INSTRUCTIONS TO FOLLOW
Copy each line of the entries that contains the word "καλεῖται".

----

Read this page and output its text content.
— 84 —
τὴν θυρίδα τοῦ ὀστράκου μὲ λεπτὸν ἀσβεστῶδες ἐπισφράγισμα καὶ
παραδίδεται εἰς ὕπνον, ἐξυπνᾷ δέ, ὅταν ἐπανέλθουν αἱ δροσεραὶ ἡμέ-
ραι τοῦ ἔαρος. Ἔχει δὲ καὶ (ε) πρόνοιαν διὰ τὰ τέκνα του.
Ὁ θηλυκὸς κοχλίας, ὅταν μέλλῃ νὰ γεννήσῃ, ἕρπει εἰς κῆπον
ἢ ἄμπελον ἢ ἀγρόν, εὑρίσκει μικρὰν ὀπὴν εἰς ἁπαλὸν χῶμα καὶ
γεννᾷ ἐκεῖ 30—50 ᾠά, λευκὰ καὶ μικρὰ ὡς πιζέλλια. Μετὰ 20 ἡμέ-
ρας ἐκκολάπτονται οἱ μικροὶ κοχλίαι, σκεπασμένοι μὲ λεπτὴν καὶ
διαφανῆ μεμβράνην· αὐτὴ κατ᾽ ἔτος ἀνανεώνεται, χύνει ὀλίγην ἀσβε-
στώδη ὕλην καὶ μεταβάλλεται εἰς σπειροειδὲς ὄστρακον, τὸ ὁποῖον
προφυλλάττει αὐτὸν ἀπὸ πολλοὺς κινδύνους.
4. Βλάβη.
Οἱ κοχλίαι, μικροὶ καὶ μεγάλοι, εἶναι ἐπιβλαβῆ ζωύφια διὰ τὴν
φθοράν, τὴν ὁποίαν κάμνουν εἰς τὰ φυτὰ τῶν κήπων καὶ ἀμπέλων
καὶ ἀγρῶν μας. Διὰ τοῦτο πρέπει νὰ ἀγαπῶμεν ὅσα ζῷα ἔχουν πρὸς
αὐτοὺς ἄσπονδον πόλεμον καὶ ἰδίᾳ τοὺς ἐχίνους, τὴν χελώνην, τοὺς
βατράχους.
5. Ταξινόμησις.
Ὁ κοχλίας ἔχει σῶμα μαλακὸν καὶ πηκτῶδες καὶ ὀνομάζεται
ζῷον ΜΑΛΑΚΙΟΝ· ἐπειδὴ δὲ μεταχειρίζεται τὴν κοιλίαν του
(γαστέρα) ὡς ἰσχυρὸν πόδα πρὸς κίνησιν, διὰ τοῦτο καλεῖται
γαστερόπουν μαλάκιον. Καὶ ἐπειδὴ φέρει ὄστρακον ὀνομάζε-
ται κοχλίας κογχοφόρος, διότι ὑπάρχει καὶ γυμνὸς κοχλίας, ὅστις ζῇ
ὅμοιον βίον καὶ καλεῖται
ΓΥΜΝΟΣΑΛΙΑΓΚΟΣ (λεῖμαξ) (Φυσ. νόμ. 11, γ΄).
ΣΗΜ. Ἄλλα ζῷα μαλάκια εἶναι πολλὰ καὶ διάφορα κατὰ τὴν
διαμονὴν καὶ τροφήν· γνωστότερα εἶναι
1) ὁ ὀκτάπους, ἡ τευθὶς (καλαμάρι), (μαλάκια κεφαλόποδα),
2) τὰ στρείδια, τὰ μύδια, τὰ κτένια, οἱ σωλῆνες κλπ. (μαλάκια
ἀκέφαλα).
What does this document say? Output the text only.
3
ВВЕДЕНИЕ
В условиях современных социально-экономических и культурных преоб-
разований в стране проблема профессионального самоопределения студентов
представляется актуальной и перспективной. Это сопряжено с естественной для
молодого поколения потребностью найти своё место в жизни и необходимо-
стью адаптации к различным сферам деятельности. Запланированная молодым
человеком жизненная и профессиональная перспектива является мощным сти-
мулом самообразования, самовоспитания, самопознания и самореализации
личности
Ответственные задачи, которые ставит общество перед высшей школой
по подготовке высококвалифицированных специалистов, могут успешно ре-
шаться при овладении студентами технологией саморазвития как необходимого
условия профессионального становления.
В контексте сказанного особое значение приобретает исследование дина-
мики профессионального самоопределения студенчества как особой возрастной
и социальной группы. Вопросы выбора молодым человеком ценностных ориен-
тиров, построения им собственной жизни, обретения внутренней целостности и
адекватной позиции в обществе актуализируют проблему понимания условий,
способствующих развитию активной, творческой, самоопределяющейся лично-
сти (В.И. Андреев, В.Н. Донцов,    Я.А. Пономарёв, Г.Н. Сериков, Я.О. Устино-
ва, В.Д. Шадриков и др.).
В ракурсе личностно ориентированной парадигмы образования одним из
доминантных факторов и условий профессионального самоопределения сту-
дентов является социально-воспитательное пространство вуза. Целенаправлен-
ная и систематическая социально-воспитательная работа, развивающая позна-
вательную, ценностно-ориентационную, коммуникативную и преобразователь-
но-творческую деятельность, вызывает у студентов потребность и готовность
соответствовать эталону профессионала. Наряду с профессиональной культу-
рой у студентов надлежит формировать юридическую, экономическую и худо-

----

ANSWER TO THE PROBLEM
(γαστέρα) ὡς ἰσχυρὸν πόδα πρὸς κίνησιν, διὰ τοῦτο καλεῖται
ὅμοιον βίον καὶ καλεῖται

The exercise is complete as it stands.